Data extracted from a collection

▼

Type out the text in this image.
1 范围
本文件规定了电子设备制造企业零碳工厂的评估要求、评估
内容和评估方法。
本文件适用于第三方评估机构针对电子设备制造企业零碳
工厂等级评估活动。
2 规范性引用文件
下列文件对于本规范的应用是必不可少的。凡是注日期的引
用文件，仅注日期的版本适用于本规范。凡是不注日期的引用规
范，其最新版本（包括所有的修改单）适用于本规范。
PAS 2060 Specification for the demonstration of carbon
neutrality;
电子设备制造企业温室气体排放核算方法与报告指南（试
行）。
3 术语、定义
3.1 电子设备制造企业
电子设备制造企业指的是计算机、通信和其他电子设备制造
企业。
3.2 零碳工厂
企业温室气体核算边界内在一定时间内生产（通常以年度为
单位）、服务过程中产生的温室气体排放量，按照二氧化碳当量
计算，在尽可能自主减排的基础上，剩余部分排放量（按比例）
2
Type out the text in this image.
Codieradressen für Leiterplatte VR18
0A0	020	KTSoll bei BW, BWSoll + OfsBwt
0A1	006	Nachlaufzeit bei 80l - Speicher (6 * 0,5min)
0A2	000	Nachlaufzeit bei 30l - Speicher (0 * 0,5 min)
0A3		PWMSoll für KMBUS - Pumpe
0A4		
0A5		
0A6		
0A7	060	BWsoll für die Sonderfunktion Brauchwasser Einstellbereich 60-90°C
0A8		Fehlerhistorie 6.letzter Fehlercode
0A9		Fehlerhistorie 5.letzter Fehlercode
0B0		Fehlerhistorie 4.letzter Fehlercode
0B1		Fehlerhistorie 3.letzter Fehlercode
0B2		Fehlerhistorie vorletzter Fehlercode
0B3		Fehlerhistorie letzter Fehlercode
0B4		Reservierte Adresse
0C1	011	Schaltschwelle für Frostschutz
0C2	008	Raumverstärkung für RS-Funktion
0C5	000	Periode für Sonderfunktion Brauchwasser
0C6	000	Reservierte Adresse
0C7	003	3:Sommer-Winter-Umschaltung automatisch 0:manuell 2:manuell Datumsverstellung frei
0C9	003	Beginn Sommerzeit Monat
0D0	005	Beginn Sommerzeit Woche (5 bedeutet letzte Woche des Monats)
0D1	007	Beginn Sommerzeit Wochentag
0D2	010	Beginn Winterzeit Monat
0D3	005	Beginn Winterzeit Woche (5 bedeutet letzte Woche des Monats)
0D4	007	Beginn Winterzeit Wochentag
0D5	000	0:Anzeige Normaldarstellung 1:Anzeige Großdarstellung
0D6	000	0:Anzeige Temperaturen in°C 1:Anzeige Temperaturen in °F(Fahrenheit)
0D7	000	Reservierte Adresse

▲

### The exercise
Using the listing above, pull out all lines that hold the word "Sommerzeit".

### Finished answer
0C9	003	Beginn Sommerzeit Monat
0D0	005	Beginn Sommerzeit Woche (5 bedeutet letzte Woche des Monats)
0D1	007	Beginn Sommerzeit Wochentag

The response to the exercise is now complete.